** START OF Record extracts **

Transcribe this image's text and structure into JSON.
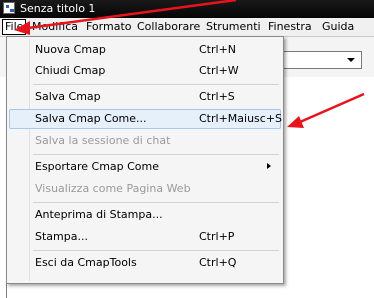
{
  "window": {
    "title": "Senza titolo 1"
  },
  "menubar": {
    "items": [
      "File",
      "Modifica",
      "Formato",
      "Collaborare",
      "Strumenti",
      "Finestra",
      "Guida"
    ],
    "open_index": 0
  },
  "file_menu": {
    "items": [
      {
        "label": "Nuova Cmap",
        "shortcut": "Ctrl+N"
      },
      {
        "label": "Chiudi Cmap",
        "shortcut": "Ctrl+W"
      },
      {
        "label": "Salva Cmap",
        "shortcut": "Ctrl+S"
      },
      {
        "label": "Salva Cmap Come...",
        "shortcut": "Ctrl+Maiusc+S",
        "highlighted": true
      },
      {
        "label": "Salva la sessione di chat",
        "disabled": true
      },
      {
        "label": "Esportare Cmap Come",
        "submenu": true
      },
      {
        "label": "Visualizza come Pagina Web",
        "disabled": true
      },
      {
        "label": "Anteprima di Stampa..."
      },
      {
        "label": "Stampa...",
        "shortcut": "Ctrl+P"
      },
      {
        "label": "Esci da CmapTools",
        "shortcut": "Ctrl+Q"
      }
    ]
  },
  "annotations": {
    "arrow_color": "#e8141b"
  }
}
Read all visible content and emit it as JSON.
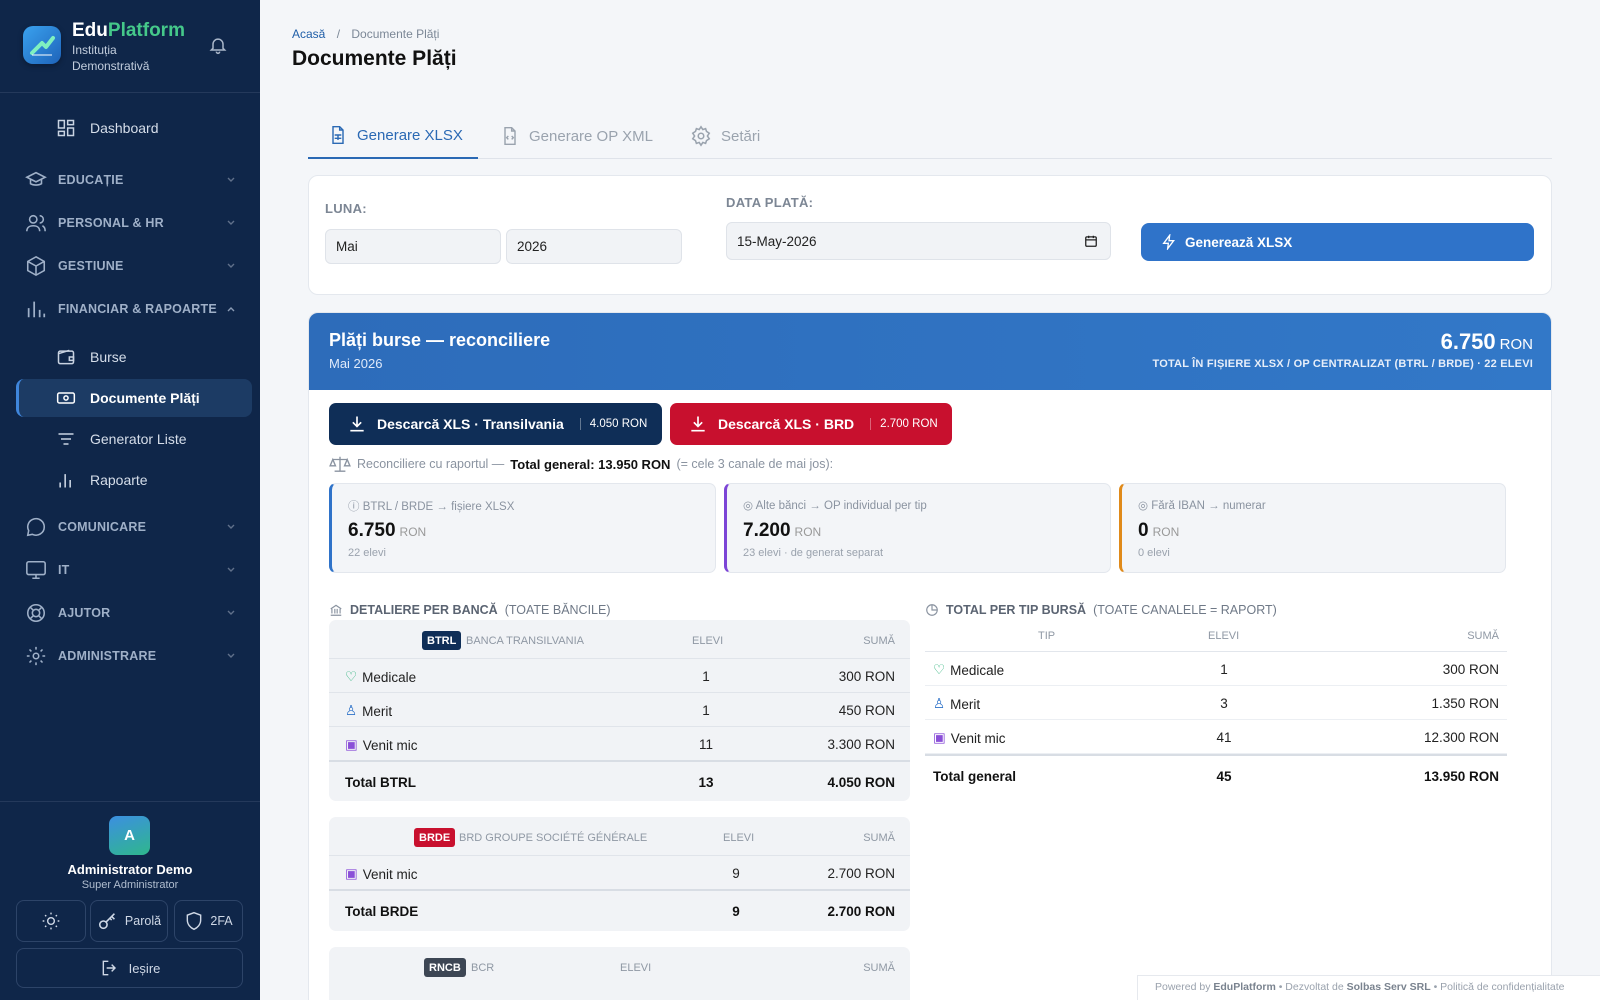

** END OF Record extracts **

## Request
Filter the records, keeping only lines that contain "Ctrl", and show those lines.

## Reply to the task
        "shortcut": "Ctrl+N"
        "shortcut": "Ctrl+W"
        "shortcut": "Ctrl+S"
        "shortcut": "Ctrl+Maiusc+S",
        "shortcut": "Ctrl+P"
        "shortcut": "Ctrl+Q"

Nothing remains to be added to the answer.